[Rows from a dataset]
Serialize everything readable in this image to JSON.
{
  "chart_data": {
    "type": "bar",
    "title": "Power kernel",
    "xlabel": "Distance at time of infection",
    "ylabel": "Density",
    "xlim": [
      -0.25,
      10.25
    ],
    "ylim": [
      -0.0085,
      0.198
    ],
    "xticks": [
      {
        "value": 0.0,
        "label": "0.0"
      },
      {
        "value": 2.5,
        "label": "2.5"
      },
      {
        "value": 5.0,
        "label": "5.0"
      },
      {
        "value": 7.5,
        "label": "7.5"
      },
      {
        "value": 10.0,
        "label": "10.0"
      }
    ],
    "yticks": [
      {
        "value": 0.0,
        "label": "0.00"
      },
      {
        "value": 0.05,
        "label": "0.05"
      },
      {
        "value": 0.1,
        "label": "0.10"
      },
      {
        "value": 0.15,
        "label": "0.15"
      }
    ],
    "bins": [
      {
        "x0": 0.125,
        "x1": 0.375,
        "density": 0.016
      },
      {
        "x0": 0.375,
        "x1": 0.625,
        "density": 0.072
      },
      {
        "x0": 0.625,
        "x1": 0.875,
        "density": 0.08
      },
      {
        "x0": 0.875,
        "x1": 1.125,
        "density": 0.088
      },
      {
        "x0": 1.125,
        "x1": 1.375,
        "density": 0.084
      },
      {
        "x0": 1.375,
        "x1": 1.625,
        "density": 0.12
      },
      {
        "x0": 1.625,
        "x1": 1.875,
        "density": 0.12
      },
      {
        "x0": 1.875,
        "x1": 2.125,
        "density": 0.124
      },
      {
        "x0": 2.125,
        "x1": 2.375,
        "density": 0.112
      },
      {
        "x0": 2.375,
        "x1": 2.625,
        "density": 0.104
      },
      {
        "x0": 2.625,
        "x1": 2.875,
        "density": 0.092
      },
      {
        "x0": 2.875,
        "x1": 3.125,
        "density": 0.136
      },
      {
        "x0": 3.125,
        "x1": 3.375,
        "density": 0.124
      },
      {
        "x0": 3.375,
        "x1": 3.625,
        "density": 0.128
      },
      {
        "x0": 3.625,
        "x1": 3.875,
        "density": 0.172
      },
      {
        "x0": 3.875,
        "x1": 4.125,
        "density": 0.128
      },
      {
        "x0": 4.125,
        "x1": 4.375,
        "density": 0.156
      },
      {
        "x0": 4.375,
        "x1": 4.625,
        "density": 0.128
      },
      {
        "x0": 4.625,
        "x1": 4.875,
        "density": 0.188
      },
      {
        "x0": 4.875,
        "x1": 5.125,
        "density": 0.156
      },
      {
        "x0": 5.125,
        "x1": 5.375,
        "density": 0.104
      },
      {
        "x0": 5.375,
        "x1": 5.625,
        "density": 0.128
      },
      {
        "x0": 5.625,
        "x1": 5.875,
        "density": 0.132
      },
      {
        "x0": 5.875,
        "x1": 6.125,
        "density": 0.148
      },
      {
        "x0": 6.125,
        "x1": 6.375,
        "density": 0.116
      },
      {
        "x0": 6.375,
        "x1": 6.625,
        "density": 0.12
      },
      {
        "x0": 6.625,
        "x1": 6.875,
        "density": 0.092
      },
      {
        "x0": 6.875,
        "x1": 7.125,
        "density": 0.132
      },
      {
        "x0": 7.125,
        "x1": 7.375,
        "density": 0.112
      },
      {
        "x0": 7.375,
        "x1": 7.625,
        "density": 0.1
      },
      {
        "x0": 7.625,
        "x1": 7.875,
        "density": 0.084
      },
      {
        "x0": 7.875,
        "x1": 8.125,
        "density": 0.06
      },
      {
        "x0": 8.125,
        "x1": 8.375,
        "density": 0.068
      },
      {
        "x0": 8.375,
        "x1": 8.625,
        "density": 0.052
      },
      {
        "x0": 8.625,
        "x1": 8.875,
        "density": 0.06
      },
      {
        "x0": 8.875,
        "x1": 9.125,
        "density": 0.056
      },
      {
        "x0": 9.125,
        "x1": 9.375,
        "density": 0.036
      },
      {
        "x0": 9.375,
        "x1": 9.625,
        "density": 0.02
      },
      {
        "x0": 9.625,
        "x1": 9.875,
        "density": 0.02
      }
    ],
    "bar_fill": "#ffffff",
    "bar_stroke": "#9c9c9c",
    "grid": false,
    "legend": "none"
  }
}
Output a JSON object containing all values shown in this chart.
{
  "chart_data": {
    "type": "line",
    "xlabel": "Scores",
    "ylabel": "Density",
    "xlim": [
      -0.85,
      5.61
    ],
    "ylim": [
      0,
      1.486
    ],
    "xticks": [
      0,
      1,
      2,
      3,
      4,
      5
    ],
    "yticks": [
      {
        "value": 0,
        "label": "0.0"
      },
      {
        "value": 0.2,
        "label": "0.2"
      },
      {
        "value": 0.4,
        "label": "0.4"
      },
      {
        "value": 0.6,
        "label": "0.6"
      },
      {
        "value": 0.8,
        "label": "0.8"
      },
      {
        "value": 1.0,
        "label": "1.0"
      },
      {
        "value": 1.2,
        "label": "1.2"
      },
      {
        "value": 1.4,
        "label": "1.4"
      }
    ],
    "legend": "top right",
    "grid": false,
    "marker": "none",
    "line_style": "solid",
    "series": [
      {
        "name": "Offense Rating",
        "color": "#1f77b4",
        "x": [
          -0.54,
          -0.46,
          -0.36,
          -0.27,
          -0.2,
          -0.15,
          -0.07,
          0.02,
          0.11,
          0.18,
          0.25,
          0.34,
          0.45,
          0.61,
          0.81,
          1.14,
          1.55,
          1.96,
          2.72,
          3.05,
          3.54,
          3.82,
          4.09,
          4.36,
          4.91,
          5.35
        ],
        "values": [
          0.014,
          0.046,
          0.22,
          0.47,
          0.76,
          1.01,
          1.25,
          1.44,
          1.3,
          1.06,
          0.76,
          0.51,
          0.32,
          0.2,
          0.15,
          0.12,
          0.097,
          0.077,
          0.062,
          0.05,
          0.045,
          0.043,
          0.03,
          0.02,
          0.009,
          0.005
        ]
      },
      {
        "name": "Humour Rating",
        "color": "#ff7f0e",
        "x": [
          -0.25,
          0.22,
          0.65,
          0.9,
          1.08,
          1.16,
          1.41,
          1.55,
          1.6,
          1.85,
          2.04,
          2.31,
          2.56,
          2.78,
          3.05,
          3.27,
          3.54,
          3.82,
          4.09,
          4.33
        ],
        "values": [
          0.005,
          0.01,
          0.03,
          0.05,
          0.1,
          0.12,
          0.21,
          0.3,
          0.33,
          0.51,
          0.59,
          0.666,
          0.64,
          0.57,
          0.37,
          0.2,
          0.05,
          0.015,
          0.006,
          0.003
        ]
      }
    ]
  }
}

**Written exercise:**
Provide only the count of lines in the material above that hold the word "Rating".

**Expected output:**
2